» **EXERCISE PROMPT**:
Return all lines in the material below that contain "Chọn".
----- DATASET RECORDS -----
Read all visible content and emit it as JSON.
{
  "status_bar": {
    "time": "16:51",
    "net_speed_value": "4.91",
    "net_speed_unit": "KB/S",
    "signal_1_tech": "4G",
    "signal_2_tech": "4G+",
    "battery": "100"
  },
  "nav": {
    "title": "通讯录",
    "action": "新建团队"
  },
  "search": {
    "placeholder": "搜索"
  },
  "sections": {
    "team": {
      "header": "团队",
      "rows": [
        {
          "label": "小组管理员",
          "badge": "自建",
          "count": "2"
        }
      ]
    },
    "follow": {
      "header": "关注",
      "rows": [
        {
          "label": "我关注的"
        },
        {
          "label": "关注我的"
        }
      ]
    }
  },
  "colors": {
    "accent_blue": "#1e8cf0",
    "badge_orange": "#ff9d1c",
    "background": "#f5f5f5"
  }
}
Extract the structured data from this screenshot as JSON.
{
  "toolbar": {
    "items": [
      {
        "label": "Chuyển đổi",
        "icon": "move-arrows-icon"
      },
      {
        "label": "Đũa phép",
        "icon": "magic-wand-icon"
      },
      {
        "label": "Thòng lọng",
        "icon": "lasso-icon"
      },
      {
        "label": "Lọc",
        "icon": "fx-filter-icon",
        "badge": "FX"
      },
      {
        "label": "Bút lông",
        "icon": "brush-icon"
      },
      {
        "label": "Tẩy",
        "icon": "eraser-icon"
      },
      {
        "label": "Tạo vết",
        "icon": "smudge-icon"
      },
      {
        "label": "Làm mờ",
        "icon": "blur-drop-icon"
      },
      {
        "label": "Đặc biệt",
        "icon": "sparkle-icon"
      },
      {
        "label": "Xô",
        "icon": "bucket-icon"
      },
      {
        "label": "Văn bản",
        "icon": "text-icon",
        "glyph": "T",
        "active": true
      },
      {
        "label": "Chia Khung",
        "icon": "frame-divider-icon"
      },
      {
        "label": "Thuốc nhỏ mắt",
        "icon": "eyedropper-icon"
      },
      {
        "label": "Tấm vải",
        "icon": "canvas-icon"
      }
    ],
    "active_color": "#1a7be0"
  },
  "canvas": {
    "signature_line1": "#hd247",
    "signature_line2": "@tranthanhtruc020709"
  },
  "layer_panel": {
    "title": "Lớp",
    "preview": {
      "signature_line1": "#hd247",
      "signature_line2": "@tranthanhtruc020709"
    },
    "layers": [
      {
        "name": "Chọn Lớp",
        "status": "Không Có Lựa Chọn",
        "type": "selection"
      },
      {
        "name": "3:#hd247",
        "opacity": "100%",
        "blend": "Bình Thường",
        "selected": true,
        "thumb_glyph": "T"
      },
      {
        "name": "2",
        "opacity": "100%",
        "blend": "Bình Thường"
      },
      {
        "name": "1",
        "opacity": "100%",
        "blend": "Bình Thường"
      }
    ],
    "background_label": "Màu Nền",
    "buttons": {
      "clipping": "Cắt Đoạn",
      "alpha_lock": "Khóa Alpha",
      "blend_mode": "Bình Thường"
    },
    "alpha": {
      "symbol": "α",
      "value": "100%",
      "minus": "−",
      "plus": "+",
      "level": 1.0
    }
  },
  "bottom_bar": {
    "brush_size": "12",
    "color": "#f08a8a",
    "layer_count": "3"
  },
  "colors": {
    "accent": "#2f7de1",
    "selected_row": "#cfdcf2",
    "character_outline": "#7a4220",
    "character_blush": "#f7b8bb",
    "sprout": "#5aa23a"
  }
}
-----
» **RESULT OF THE TASK**:
        "name": "Chọn Lớp",
        "status": "Không Có Lựa Chọn",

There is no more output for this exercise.